Work instructions:
Take the entries below and reproduce them word for word.

Supplied data:

________________________________________

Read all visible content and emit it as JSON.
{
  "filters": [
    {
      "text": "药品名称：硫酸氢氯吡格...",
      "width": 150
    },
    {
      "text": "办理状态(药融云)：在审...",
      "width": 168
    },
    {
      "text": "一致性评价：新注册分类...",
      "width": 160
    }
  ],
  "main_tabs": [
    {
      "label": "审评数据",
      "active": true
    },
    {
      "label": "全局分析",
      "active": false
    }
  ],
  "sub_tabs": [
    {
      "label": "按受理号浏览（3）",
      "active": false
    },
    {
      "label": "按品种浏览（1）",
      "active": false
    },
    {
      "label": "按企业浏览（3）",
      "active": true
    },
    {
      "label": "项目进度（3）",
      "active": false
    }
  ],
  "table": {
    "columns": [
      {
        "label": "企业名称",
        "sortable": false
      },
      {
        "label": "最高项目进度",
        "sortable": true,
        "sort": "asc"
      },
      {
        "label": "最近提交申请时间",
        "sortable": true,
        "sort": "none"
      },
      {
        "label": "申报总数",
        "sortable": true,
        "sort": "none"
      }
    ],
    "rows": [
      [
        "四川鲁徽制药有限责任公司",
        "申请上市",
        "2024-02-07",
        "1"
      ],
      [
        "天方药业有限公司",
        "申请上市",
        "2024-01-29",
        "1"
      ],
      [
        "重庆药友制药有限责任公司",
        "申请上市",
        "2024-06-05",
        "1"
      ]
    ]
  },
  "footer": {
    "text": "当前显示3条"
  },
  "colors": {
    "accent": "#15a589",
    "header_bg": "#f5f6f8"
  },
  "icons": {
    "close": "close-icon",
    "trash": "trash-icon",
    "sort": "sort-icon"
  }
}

________________________________________

Written answer:
Read all visible content and emit it as JSON.
{
  "filters": [
    {
      "text": "药品名称：硫酸氢氯吡格...",
      "width": 150
    },
    {
      "text": "办理状态(药融云)：在审...",
      "width": 168
    },
    {
      "text": "一致性评价：新注册分类...",
      "width": 160
    }
  ],
  "main_tabs": [
    {
      "label": "审评数据",
      "active": true
    },
    {
      "label": "全局分析",
      "active": false
    }
  ],
  "sub_tabs": [
    {
      "label": "按受理号浏览（3）",
      "active": false
    },
    {
      "label": "按品种浏览（1）",
      "active": false
    },
    {
      "label": "按企业浏览（3）",
      "active": true
    },
    {
      "label": "项目进度（3）",
      "active": false
    }
  ],
  "table": {
    "columns": [
      {
        "label": "企业名称",
        "sortable": false
      },
      {
        "label": "最高项目进度",
        "sortable": true,
        "sort": "asc"
      },
      {
        "label": "最近提交申请时间",
        "sortable": true,
        "sort": "none"
      },
      {
        "label": "申报总数",
        "sortable": true,
        "sort": "none"
      }
    ],
    "rows": [
      [
        "四川鲁徽制药有限责任公司",
        "申请上市",
        "2024-02-07",
        "1"
      ],
      [
        "天方药业有限公司",
        "申请上市",
        "2024-01-29",
        "1"
      ],
      [
        "重庆药友制药有限责任公司",
        "申请上市",
        "2024-06-05",
        "1"
      ]
    ]
  },
  "footer": {
    "text": "当前显示3条"
  },
  "colors": {
    "accent": "#15a589",
    "header_bg": "#f5f6f8"
  },
  "icons": {
    "close": "close-icon",
    "trash": "trash-icon",
    "sort": "sort-icon"
  }
}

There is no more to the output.